**DATASET RECORDS**:
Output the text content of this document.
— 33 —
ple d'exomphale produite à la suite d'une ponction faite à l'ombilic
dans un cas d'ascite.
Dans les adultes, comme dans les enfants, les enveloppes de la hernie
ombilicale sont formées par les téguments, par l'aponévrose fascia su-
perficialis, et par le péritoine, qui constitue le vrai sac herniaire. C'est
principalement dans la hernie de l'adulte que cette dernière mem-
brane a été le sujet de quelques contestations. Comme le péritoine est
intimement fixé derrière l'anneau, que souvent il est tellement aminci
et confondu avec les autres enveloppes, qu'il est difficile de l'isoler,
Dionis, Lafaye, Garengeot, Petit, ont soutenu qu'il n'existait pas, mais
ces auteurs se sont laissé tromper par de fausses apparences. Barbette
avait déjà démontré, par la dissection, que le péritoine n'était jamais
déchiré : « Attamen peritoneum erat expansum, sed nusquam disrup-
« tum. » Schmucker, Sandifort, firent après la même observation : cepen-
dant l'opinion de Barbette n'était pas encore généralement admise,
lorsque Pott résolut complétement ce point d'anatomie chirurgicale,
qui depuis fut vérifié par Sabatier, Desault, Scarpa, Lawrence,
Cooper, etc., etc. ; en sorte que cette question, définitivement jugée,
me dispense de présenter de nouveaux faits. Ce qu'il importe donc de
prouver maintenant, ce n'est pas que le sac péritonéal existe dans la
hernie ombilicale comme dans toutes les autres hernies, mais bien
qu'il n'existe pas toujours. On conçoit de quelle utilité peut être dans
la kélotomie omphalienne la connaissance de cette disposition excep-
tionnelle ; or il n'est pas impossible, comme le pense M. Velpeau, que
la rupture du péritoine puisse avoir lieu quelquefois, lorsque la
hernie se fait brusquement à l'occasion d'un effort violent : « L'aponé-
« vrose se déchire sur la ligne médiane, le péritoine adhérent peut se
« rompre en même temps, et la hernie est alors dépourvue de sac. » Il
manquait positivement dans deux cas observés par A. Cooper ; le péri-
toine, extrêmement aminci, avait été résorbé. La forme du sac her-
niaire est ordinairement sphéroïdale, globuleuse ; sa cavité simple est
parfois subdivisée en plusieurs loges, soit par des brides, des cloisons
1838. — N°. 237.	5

**YOUR GOAL**:
Where a line above holds the string "avait", show that line.

**WRITTEN REPLY**:
avait déjà démontré, par la dissection, que le péritoine n'était jamais
toine, extrêmement aminci, avait été résorbé. La forme du sac her-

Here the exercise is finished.